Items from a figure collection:
****************************************

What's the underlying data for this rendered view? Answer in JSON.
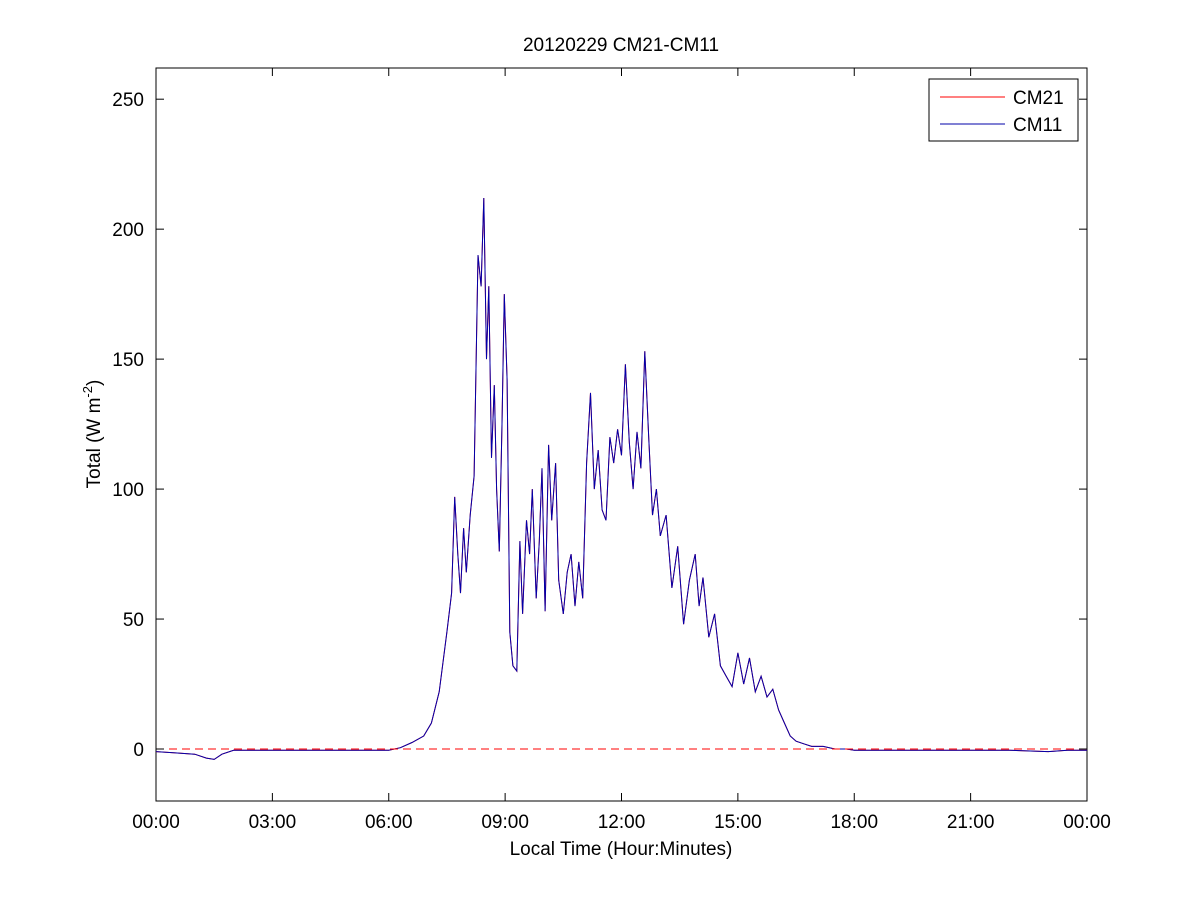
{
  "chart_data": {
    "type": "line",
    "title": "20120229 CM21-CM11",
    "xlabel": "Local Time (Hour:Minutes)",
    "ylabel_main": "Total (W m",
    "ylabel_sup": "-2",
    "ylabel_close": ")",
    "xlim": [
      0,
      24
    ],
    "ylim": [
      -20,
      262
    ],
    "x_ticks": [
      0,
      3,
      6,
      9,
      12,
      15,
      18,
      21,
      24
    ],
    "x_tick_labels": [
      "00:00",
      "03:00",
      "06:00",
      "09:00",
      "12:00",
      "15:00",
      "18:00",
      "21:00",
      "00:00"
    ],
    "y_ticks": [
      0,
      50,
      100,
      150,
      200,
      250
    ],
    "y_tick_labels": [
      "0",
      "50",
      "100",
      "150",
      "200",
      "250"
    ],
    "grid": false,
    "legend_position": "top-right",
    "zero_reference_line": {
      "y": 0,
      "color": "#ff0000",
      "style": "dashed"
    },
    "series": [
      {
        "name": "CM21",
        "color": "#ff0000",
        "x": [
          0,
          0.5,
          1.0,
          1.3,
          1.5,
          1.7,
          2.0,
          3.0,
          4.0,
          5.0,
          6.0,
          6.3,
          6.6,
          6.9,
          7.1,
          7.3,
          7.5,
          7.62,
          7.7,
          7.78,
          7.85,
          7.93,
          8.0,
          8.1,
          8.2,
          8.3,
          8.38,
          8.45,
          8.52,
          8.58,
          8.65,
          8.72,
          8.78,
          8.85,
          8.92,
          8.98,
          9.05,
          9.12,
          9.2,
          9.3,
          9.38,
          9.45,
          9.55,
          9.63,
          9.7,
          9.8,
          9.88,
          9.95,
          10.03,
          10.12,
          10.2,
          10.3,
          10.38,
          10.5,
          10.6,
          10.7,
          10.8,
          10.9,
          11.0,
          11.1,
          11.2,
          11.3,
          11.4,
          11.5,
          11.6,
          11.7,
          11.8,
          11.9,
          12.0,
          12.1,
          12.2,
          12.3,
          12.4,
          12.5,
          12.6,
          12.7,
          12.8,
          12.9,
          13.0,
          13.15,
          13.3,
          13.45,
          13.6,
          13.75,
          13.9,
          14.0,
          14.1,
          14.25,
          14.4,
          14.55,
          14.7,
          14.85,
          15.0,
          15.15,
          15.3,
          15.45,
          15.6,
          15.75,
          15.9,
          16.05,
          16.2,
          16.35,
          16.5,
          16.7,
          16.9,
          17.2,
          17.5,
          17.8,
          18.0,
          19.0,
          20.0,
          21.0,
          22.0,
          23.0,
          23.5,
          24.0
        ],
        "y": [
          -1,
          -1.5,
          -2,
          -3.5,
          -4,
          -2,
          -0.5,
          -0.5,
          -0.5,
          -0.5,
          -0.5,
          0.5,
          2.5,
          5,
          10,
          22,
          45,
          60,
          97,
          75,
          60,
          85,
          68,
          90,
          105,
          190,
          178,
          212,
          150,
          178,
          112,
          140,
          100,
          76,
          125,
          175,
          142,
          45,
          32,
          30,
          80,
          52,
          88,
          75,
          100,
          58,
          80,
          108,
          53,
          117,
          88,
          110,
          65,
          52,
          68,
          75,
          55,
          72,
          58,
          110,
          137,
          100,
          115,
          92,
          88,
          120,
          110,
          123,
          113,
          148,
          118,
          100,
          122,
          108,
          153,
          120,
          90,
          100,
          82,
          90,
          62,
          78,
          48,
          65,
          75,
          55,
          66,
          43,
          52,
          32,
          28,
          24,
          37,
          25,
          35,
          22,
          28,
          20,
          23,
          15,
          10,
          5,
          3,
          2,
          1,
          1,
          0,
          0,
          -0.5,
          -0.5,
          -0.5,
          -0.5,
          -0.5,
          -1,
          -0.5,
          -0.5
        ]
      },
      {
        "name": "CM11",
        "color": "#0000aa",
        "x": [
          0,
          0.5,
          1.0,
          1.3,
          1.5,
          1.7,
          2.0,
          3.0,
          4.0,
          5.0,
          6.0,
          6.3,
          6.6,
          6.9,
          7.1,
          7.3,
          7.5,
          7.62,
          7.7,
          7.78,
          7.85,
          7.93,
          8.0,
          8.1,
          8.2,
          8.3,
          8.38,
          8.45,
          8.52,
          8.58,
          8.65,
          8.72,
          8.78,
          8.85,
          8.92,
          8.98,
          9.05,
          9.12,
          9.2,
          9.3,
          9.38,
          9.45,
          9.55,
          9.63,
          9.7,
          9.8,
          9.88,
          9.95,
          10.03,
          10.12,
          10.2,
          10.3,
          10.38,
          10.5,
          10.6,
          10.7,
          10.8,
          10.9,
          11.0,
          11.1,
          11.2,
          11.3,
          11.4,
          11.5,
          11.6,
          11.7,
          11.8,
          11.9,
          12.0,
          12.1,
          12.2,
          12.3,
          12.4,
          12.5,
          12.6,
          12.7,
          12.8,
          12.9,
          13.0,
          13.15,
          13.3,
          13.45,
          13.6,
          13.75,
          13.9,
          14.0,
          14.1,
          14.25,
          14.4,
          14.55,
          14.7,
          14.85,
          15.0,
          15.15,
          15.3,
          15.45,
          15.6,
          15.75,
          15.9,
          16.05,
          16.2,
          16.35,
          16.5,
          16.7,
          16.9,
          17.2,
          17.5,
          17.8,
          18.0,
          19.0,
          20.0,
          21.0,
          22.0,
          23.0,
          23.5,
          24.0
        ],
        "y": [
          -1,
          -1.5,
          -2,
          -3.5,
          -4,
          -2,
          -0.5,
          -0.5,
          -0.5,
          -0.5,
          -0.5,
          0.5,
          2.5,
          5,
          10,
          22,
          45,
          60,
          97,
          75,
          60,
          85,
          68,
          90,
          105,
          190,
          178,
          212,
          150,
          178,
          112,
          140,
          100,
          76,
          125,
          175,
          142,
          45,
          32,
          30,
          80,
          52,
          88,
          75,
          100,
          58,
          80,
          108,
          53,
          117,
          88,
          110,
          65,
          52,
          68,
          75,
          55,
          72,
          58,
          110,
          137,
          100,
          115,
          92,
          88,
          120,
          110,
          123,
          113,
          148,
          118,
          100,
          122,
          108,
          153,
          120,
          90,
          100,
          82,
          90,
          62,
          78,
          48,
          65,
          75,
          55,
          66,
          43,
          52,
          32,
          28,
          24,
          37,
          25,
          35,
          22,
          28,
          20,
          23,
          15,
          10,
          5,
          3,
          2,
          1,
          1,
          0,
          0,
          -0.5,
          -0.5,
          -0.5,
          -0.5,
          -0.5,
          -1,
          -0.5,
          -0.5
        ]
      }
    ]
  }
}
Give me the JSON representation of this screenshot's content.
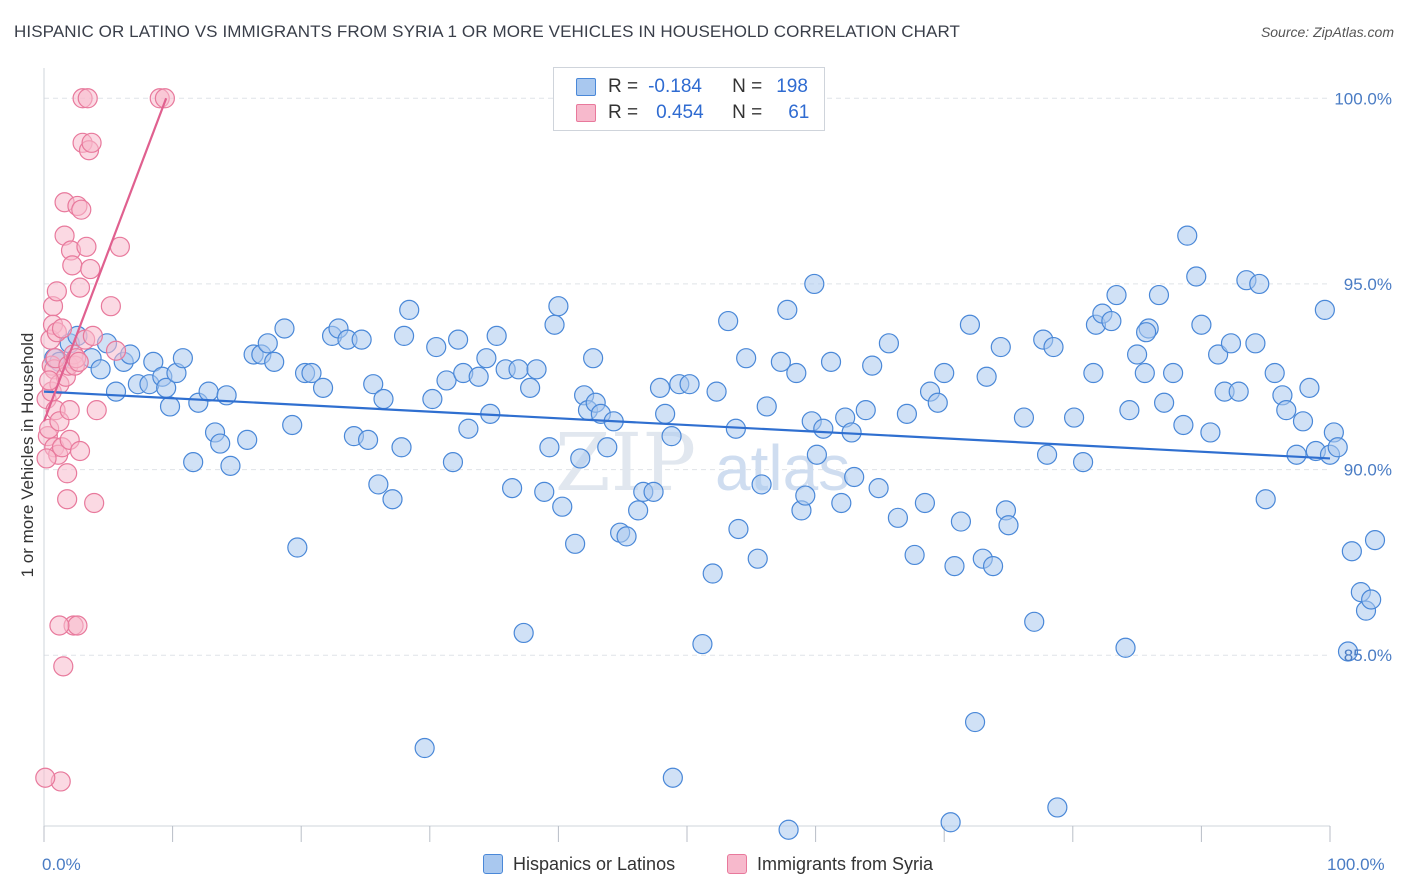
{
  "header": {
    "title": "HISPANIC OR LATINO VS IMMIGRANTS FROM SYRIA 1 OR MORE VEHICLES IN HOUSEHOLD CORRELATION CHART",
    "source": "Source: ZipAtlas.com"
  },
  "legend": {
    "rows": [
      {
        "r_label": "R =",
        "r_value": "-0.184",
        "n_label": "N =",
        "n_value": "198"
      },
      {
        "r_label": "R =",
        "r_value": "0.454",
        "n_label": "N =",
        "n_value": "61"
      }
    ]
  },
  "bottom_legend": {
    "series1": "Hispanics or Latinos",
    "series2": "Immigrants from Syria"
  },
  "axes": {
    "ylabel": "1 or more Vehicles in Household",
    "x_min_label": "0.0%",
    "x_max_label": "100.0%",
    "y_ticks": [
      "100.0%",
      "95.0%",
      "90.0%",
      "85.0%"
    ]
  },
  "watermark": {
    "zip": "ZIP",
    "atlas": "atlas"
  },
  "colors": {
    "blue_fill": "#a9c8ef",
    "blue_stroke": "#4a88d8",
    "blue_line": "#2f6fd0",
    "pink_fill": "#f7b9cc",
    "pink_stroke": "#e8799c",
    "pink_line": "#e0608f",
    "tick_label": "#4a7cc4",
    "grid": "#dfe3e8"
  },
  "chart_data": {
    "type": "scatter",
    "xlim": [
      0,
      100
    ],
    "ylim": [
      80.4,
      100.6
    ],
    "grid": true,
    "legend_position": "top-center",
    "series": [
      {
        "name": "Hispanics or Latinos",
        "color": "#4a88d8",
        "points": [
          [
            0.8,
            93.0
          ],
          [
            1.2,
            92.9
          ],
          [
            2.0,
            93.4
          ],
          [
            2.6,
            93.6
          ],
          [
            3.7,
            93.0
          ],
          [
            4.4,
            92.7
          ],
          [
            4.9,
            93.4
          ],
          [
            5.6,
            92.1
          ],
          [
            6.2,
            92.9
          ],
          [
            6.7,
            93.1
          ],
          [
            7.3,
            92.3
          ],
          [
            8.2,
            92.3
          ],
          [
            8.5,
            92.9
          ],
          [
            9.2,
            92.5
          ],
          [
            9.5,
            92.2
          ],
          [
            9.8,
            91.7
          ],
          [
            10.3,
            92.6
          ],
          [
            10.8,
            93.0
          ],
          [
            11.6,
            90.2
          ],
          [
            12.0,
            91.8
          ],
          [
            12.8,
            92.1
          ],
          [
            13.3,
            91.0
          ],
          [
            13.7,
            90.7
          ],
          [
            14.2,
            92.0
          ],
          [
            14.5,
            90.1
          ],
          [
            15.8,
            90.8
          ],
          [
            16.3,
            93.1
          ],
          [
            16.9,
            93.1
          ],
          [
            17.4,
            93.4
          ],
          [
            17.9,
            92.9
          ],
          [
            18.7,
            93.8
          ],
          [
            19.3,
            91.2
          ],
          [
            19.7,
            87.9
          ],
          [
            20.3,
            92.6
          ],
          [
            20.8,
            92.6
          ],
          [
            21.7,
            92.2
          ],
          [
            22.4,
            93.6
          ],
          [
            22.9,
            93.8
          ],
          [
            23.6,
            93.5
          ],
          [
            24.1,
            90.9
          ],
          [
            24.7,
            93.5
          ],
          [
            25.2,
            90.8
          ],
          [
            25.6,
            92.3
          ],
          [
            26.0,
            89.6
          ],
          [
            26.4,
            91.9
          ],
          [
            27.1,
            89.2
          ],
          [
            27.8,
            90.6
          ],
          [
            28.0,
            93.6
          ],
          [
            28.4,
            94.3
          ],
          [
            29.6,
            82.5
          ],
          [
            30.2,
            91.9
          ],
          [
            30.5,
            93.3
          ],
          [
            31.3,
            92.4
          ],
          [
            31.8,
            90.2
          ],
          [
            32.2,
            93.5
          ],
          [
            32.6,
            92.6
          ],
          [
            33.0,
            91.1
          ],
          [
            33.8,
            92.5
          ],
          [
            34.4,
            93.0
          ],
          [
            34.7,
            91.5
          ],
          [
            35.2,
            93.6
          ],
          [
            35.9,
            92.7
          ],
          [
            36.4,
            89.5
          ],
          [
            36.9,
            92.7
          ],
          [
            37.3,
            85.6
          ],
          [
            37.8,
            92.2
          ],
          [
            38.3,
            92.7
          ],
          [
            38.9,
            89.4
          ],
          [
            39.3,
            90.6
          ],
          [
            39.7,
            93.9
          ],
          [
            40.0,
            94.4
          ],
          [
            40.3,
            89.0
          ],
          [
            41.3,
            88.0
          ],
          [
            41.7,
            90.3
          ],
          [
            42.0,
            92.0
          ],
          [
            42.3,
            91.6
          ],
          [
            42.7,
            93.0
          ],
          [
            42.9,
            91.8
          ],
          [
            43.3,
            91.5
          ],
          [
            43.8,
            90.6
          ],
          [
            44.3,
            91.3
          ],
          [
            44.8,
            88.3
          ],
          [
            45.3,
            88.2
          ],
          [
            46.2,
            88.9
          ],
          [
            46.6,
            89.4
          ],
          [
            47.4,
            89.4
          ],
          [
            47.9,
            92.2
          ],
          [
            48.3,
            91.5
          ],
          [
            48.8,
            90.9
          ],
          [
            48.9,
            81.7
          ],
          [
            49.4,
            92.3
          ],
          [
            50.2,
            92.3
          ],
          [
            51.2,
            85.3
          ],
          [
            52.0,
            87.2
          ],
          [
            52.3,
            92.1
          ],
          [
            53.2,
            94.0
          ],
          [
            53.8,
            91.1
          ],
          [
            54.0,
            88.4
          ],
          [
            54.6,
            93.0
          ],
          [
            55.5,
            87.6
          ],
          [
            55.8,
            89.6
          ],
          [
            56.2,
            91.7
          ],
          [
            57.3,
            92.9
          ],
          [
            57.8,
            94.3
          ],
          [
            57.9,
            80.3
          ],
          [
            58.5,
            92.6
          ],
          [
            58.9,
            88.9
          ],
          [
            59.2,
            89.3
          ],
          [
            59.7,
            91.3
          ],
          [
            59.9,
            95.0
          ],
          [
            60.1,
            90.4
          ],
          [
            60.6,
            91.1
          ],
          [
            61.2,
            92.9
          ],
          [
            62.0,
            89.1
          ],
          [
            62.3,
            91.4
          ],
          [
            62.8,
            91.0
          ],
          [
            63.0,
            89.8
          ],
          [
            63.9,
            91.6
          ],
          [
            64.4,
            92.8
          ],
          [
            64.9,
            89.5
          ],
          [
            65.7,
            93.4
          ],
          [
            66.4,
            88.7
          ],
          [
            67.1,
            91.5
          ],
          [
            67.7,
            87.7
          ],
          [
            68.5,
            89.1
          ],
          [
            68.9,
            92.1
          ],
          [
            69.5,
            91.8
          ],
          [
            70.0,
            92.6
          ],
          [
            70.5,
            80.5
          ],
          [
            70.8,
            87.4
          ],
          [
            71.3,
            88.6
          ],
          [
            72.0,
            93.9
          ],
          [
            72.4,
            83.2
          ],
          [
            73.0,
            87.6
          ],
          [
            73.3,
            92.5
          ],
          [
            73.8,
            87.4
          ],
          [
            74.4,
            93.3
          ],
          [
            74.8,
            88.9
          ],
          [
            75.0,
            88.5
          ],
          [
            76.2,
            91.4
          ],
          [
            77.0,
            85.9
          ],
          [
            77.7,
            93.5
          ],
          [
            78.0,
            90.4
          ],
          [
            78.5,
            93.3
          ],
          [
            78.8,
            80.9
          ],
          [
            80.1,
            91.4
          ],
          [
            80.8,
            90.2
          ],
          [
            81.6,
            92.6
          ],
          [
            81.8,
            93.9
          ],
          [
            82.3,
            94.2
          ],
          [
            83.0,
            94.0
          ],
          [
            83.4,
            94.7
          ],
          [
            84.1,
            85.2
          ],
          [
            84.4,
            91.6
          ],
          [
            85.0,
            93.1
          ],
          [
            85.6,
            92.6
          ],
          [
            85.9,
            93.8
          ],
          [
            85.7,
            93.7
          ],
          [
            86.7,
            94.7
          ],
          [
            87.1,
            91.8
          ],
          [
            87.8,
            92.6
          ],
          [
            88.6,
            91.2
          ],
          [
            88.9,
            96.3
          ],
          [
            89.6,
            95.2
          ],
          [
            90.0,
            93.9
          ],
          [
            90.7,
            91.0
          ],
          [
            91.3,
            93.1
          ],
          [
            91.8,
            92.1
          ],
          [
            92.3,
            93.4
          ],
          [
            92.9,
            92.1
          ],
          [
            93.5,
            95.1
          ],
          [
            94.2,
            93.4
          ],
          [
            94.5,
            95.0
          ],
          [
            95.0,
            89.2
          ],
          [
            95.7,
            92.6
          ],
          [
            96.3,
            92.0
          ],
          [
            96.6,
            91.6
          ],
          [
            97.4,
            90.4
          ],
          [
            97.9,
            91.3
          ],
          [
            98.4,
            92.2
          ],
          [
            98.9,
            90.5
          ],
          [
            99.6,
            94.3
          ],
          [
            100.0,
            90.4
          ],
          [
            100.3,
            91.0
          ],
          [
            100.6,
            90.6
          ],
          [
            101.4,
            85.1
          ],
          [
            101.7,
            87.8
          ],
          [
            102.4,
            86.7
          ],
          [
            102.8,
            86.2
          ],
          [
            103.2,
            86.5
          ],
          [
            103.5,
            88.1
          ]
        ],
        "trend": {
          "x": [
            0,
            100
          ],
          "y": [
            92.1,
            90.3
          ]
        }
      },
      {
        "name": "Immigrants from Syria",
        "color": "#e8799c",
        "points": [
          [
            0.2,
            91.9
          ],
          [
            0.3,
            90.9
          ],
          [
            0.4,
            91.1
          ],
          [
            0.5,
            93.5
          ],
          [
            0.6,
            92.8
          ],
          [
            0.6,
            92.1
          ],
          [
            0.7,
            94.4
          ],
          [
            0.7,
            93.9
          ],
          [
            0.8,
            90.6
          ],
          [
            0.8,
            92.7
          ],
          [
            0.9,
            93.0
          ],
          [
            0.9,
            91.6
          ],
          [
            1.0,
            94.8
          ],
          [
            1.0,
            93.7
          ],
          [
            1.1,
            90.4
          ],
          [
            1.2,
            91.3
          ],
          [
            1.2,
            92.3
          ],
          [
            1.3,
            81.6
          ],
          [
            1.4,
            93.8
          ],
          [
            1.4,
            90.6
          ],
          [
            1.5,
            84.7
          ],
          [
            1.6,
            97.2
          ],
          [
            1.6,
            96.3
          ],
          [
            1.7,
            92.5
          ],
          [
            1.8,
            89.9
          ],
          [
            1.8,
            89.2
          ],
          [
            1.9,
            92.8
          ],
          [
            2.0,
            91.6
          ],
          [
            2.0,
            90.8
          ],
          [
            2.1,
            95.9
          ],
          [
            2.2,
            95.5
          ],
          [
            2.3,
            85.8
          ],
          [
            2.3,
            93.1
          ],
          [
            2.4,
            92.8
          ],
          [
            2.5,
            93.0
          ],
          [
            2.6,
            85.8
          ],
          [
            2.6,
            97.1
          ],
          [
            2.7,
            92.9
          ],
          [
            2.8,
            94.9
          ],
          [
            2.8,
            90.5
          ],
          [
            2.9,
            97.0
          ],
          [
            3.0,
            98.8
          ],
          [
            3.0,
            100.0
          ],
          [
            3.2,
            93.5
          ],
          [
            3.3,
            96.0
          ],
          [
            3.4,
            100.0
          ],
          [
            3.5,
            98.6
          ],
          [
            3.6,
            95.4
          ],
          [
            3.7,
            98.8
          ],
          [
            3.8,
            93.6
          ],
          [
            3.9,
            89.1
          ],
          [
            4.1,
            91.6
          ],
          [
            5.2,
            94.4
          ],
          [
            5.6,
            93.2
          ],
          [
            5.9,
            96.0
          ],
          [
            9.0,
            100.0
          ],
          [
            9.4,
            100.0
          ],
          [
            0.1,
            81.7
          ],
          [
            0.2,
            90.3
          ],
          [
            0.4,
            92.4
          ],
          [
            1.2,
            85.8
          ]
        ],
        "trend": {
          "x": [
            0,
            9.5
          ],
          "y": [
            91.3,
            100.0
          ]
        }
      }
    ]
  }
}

****************************************

### EXERCISE BRIEF:
Across the records above, count the lines holding "JSON" and reply with that number alone.

### CORRECT RESPONSE:
2